Dataset items
________________

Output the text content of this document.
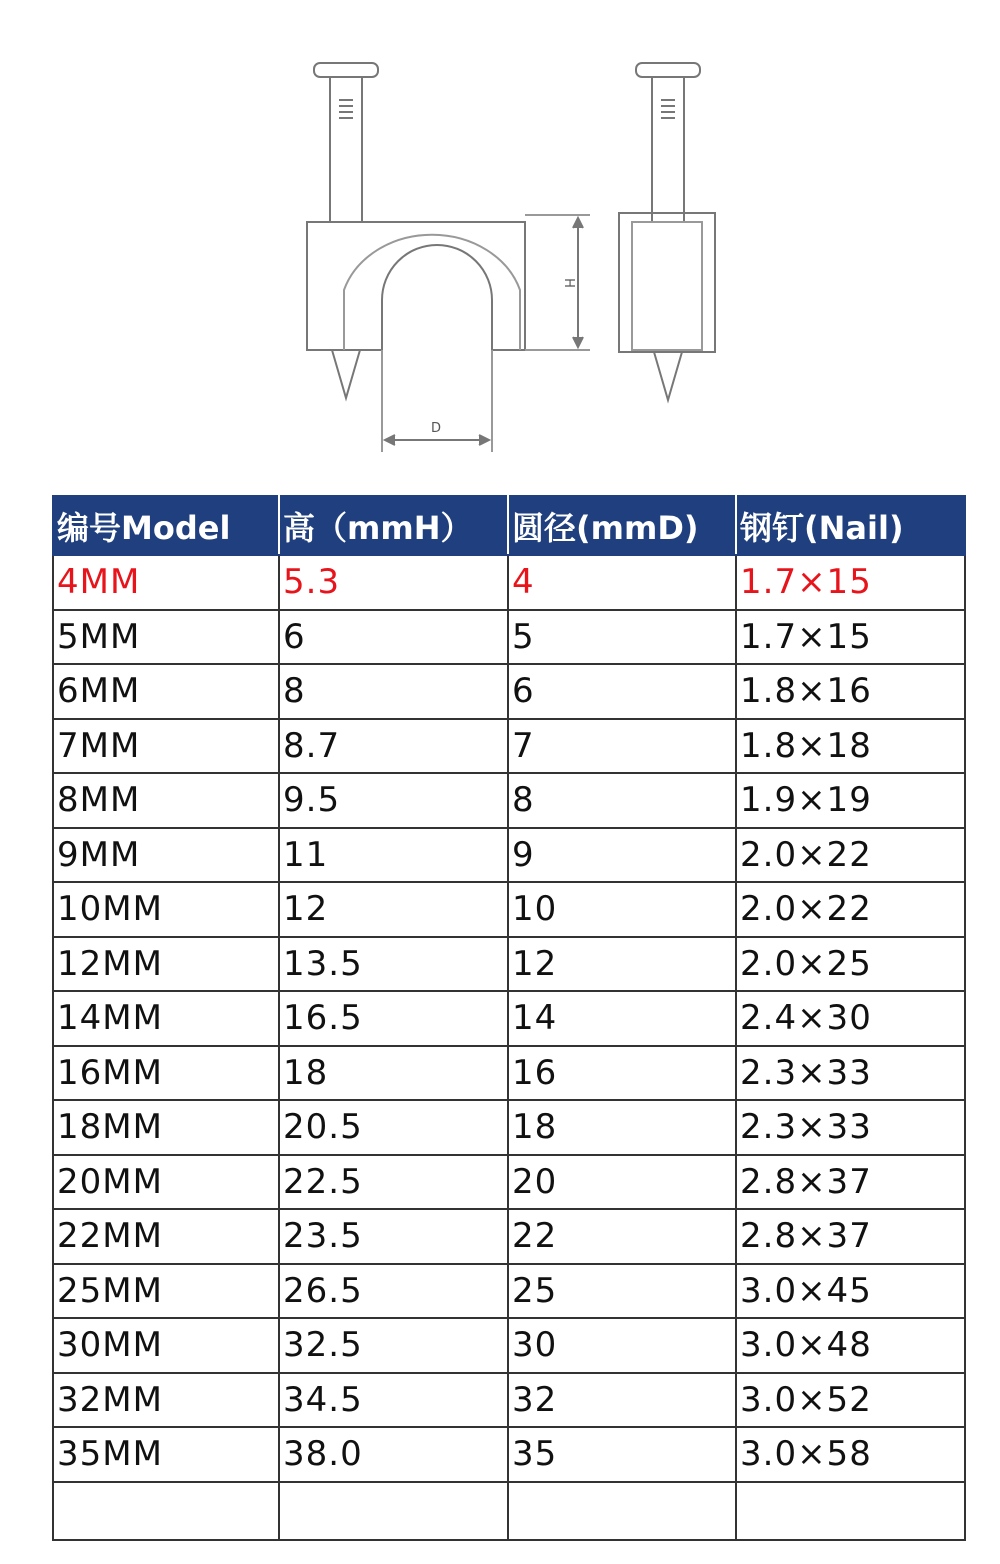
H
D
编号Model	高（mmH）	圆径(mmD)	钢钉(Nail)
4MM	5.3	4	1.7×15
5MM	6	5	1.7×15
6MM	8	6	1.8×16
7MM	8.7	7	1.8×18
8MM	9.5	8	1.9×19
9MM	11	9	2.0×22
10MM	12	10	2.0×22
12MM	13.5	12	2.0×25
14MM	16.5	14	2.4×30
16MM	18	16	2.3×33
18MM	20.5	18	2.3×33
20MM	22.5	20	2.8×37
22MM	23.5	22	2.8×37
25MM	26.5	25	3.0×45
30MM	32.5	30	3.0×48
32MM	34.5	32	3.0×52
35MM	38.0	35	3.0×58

________________

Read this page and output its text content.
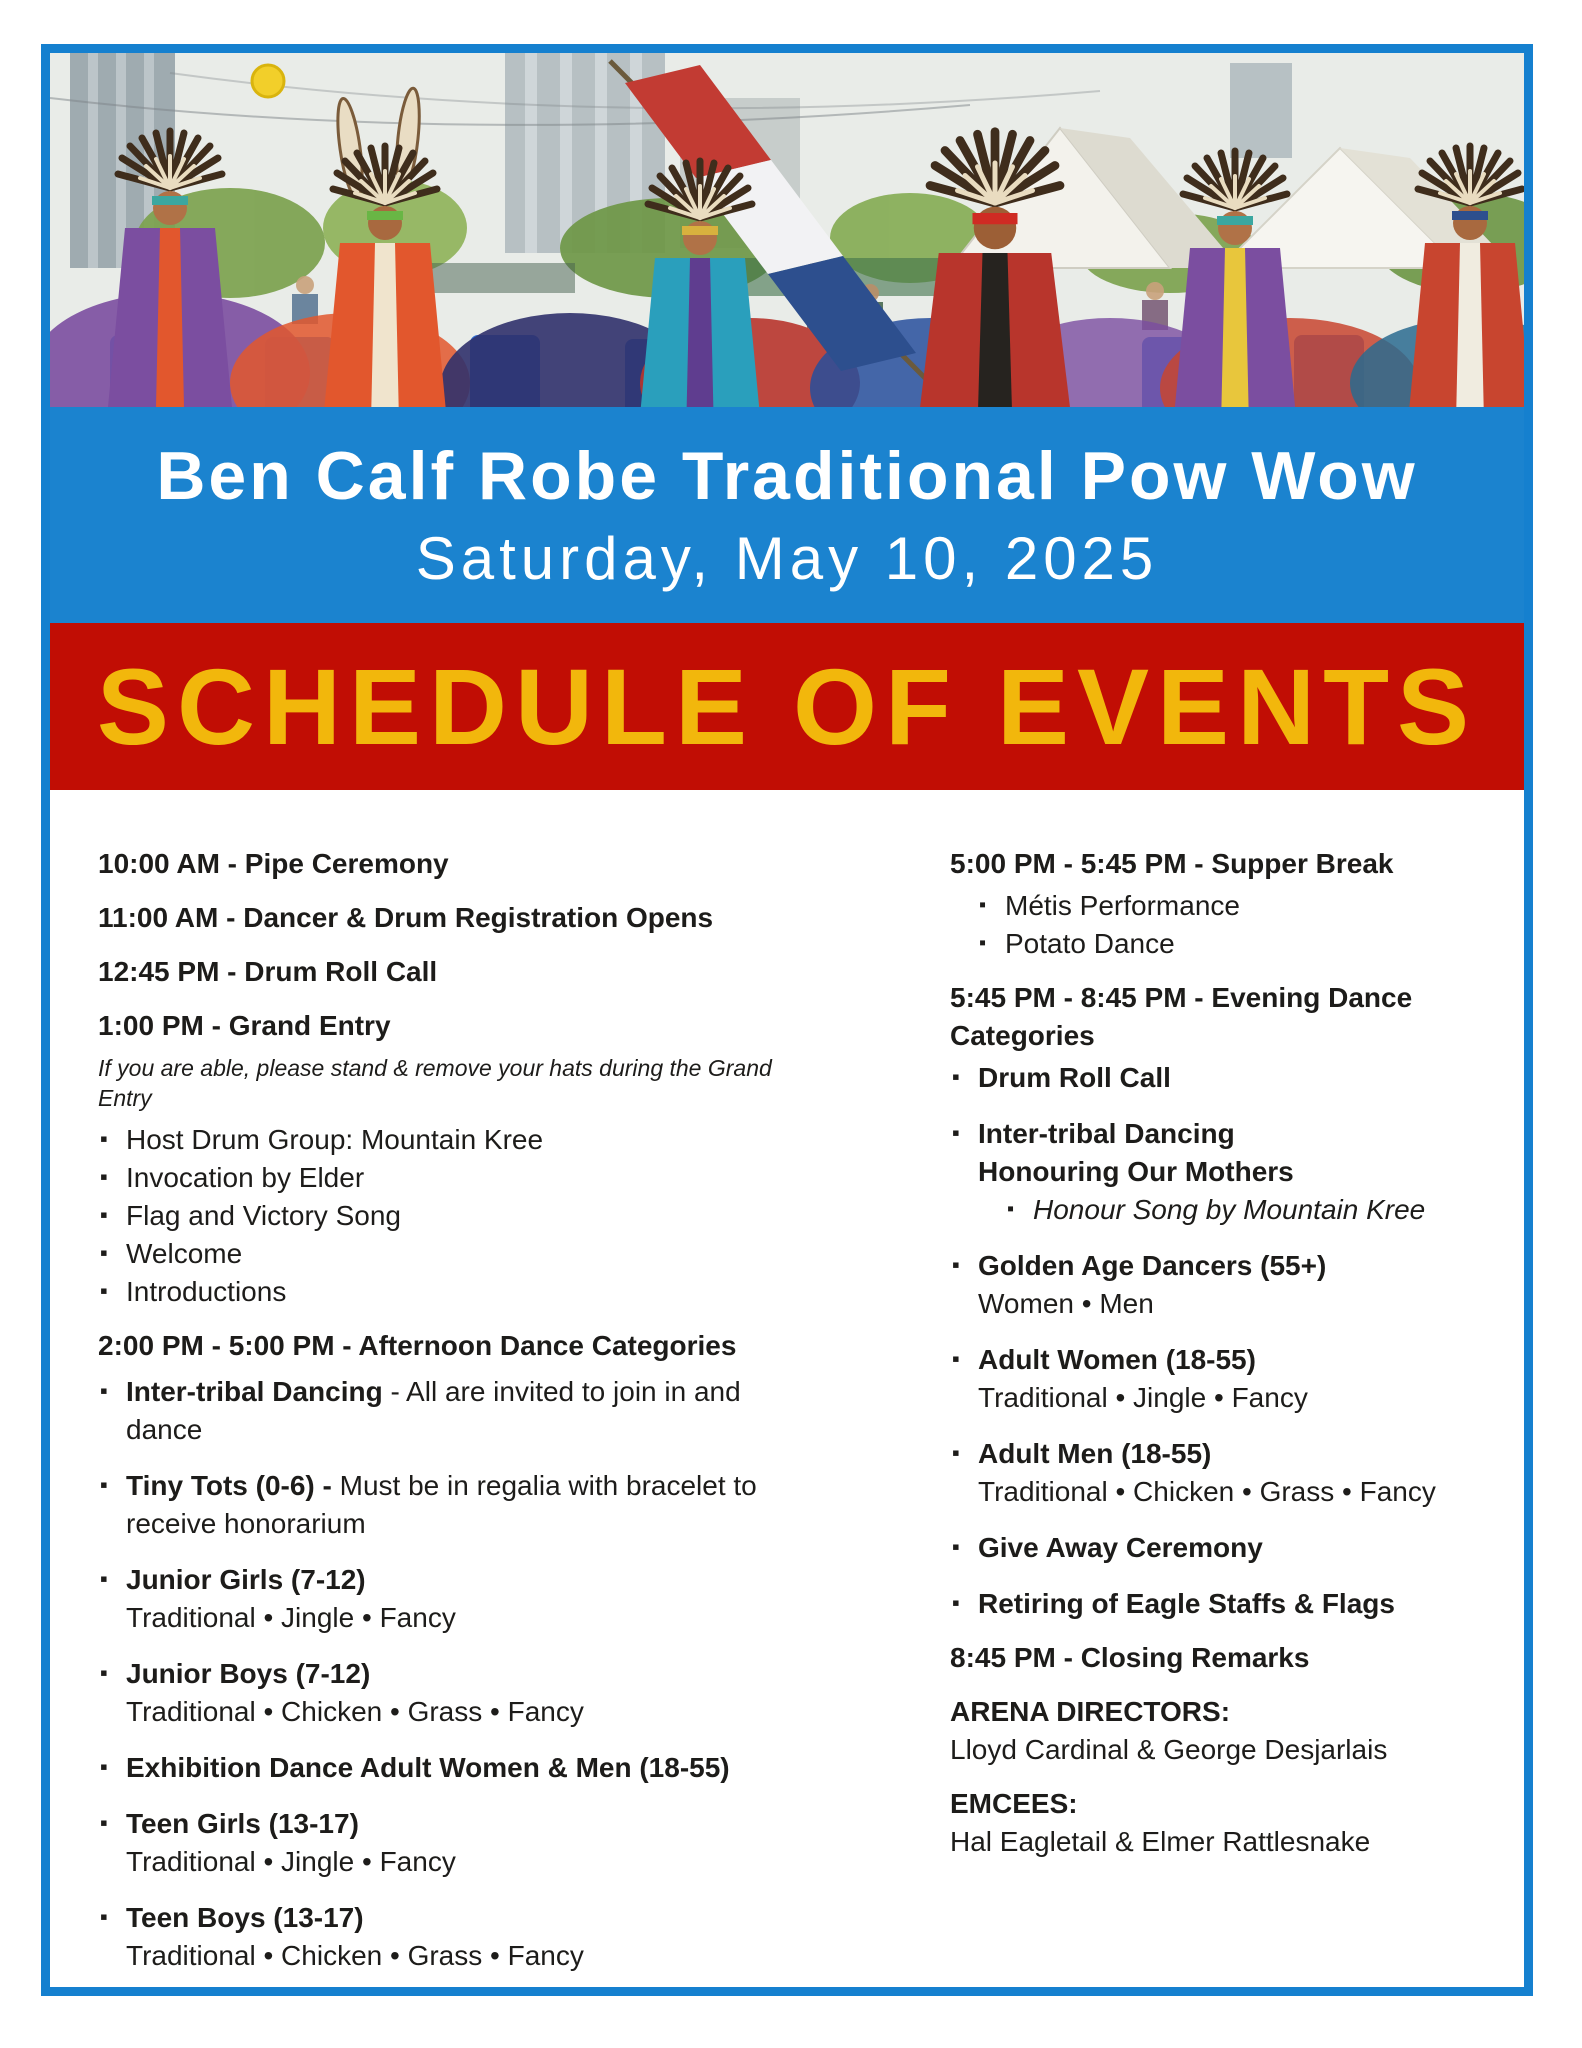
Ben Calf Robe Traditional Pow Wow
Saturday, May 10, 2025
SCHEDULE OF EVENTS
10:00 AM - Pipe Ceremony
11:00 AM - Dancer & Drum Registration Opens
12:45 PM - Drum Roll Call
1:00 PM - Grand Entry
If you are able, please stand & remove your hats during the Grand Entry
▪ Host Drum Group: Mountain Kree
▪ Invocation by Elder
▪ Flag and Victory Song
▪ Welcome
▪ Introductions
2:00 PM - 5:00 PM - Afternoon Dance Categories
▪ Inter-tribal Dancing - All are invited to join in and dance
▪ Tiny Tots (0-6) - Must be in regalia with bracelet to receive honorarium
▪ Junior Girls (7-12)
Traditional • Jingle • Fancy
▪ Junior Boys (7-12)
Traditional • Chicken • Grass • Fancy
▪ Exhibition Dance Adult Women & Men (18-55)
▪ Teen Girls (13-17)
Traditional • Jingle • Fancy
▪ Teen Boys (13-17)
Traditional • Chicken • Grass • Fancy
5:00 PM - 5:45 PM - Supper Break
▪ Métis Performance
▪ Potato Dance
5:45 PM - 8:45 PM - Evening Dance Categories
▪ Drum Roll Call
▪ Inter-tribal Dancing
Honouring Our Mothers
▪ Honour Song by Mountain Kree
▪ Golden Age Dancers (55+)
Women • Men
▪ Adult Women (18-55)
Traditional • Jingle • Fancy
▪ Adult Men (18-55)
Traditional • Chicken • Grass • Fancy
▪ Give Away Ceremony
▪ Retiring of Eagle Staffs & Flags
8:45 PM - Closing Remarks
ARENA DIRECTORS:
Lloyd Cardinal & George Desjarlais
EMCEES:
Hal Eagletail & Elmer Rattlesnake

________________

To be done:
Check every line in the material above for the string "Inter", then give only the number of lines that have it.

Result of this exercise:
2